> **Brief**: Render every entry verbatim.

_ _ _ _ _

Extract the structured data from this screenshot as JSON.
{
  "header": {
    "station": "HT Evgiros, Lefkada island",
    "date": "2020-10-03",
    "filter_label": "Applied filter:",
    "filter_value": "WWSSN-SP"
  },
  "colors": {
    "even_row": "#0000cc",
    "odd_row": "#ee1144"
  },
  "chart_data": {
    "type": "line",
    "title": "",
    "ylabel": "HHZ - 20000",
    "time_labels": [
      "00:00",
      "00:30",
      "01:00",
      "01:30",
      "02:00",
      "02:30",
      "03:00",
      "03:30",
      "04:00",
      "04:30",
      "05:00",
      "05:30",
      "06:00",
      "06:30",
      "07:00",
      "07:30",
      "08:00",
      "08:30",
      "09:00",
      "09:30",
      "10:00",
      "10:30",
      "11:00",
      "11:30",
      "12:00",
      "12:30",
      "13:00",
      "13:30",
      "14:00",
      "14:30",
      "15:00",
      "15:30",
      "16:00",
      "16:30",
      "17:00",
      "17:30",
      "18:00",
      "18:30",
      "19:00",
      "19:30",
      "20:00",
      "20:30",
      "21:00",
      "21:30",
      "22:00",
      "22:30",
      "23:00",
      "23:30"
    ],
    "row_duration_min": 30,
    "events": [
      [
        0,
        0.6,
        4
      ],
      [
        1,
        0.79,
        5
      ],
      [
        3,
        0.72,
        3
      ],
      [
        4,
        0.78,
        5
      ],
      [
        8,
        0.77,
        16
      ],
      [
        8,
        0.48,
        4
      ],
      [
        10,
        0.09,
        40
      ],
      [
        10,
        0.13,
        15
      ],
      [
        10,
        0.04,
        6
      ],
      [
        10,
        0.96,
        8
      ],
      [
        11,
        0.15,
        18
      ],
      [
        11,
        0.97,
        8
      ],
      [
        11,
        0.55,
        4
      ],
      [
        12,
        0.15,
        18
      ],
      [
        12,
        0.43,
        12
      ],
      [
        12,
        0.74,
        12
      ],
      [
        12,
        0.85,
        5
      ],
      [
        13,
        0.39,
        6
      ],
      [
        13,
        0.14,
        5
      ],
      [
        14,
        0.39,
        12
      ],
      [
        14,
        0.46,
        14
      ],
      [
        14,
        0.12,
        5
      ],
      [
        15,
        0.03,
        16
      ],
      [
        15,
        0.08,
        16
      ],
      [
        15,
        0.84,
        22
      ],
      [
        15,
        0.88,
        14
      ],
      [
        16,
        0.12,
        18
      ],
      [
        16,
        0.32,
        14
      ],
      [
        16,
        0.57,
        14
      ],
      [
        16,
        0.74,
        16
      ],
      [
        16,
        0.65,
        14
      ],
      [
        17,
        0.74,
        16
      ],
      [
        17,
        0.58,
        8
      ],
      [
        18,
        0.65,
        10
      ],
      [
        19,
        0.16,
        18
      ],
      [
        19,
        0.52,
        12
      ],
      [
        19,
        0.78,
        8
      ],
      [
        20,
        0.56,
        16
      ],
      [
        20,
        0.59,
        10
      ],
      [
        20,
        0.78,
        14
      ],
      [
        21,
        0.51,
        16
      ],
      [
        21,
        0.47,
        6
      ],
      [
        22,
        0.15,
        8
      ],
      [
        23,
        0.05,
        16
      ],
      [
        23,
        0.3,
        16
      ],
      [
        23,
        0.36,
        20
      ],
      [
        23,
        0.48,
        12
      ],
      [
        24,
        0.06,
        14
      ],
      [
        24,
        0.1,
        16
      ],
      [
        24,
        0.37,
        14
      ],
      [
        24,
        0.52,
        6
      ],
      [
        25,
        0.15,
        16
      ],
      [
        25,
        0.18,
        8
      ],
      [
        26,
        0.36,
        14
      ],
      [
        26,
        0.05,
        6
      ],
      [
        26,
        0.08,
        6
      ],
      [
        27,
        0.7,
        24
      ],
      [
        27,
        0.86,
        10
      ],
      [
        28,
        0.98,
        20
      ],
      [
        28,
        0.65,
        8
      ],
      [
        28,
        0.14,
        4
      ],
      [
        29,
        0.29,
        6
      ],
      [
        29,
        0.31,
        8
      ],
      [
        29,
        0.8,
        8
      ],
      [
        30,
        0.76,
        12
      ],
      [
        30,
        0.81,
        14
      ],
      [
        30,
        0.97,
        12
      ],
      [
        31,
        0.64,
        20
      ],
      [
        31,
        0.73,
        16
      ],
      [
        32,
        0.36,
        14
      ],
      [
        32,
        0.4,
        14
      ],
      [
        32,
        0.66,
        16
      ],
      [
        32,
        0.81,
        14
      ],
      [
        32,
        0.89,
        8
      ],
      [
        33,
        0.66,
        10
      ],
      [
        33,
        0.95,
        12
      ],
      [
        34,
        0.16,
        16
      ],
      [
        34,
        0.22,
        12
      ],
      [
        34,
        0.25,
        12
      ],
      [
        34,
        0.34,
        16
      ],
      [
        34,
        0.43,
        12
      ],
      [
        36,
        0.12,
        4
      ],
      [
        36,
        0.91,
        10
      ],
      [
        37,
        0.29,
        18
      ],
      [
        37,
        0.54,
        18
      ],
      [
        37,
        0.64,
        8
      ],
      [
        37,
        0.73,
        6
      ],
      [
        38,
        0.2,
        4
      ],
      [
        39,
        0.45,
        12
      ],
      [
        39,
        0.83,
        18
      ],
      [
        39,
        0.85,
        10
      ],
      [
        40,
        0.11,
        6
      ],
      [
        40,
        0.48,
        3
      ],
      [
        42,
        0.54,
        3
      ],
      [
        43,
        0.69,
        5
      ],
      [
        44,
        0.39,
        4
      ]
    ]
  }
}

_ _ _ _ _

> **Solution**:
Extract the structured data from this screenshot as JSON.
{
  "header": {
    "station": "HT Evgiros, Lefkada island",
    "date": "2020-10-03",
    "filter_label": "Applied filter:",
    "filter_value": "WWSSN-SP"
  },
  "colors": {
    "even_row": "#0000cc",
    "odd_row": "#ee1144"
  },
  "chart_data": {
    "type": "line",
    "title": "",
    "ylabel": "HHZ - 20000",
    "time_labels": [
      "00:00",
      "00:30",
      "01:00",
      "01:30",
      "02:00",
      "02:30",
      "03:00",
      "03:30",
      "04:00",
      "04:30",
      "05:00",
      "05:30",
      "06:00",
      "06:30",
      "07:00",
      "07:30",
      "08:00",
      "08:30",
      "09:00",
      "09:30",
      "10:00",
      "10:30",
      "11:00",
      "11:30",
      "12:00",
      "12:30",
      "13:00",
      "13:30",
      "14:00",
      "14:30",
      "15:00",
      "15:30",
      "16:00",
      "16:30",
      "17:00",
      "17:30",
      "18:00",
      "18:30",
      "19:00",
      "19:30",
      "20:00",
      "20:30",
      "21:00",
      "21:30",
      "22:00",
      "22:30",
      "23:00",
      "23:30"
    ],
    "row_duration_min": 30,
    "events": [
      [
        0,
        0.6,
        4
      ],
      [
        1,
        0.79,
        5
      ],
      [
        3,
        0.72,
        3
      ],
      [
        4,
        0.78,
        5
      ],
      [
        8,
        0.77,
        16
      ],
      [
        8,
        0.48,
        4
      ],
      [
        10,
        0.09,
        40
      ],
      [
        10,
        0.13,
        15
      ],
      [
        10,
        0.04,
        6
      ],
      [
        10,
        0.96,
        8
      ],
      [
        11,
        0.15,
        18
      ],
      [
        11,
        0.97,
        8
      ],
      [
        11,
        0.55,
        4
      ],
      [
        12,
        0.15,
        18
      ],
      [
        12,
        0.43,
        12
      ],
      [
        12,
        0.74,
        12
      ],
      [
        12,
        0.85,
        5
      ],
      [
        13,
        0.39,
        6
      ],
      [
        13,
        0.14,
        5
      ],
      [
        14,
        0.39,
        12
      ],
      [
        14,
        0.46,
        14
      ],
      [
        14,
        0.12,
        5
      ],
      [
        15,
        0.03,
        16
      ],
      [
        15,
        0.08,
        16
      ],
      [
        15,
        0.84,
        22
      ],
      [
        15,
        0.88,
        14
      ],
      [
        16,
        0.12,
        18
      ],
      [
        16,
        0.32,
        14
      ],
      [
        16,
        0.57,
        14
      ],
      [
        16,
        0.74,
        16
      ],
      [
        16,
        0.65,
        14
      ],
      [
        17,
        0.74,
        16
      ],
      [
        17,
        0.58,
        8
      ],
      [
        18,
        0.65,
        10
      ],
      [
        19,
        0.16,
        18
      ],
      [
        19,
        0.52,
        12
      ],
      [
        19,
        0.78,
        8
      ],
      [
        20,
        0.56,
        16
      ],
      [
        20,
        0.59,
        10
      ],
      [
        20,
        0.78,
        14
      ],
      [
        21,
        0.51,
        16
      ],
      [
        21,
        0.47,
        6
      ],
      [
        22,
        0.15,
        8
      ],
      [
        23,
        0.05,
        16
      ],
      [
        23,
        0.3,
        16
      ],
      [
        23,
        0.36,
        20
      ],
      [
        23,
        0.48,
        12
      ],
      [
        24,
        0.06,
        14
      ],
      [
        24,
        0.1,
        16
      ],
      [
        24,
        0.37,
        14
      ],
      [
        24,
        0.52,
        6
      ],
      [
        25,
        0.15,
        16
      ],
      [
        25,
        0.18,
        8
      ],
      [
        26,
        0.36,
        14
      ],
      [
        26,
        0.05,
        6
      ],
      [
        26,
        0.08,
        6
      ],
      [
        27,
        0.7,
        24
      ],
      [
        27,
        0.86,
        10
      ],
      [
        28,
        0.98,
        20
      ],
      [
        28,
        0.65,
        8
      ],
      [
        28,
        0.14,
        4
      ],
      [
        29,
        0.29,
        6
      ],
      [
        29,
        0.31,
        8
      ],
      [
        29,
        0.8,
        8
      ],
      [
        30,
        0.76,
        12
      ],
      [
        30,
        0.81,
        14
      ],
      [
        30,
        0.97,
        12
      ],
      [
        31,
        0.64,
        20
      ],
      [
        31,
        0.73,
        16
      ],
      [
        32,
        0.36,
        14
      ],
      [
        32,
        0.4,
        14
      ],
      [
        32,
        0.66,
        16
      ],
      [
        32,
        0.81,
        14
      ],
      [
        32,
        0.89,
        8
      ],
      [
        33,
        0.66,
        10
      ],
      [
        33,
        0.95,
        12
      ],
      [
        34,
        0.16,
        16
      ],
      [
        34,
        0.22,
        12
      ],
      [
        34,
        0.25,
        12
      ],
      [
        34,
        0.34,
        16
      ],
      [
        34,
        0.43,
        12
      ],
      [
        36,
        0.12,
        4
      ],
      [
        36,
        0.91,
        10
      ],
      [
        37,
        0.29,
        18
      ],
      [
        37,
        0.54,
        18
      ],
      [
        37,
        0.64,
        8
      ],
      [
        37,
        0.73,
        6
      ],
      [
        38,
        0.2,
        4
      ],
      [
        39,
        0.45,
        12
      ],
      [
        39,
        0.83,
        18
      ],
      [
        39,
        0.85,
        10
      ],
      [
        40,
        0.11,
        6
      ],
      [
        40,
        0.48,
        3
      ],
      [
        42,
        0.54,
        3
      ],
      [
        43,
        0.69,
        5
      ],
      [
        44,
        0.39,
        4
      ]
    ]
  }
}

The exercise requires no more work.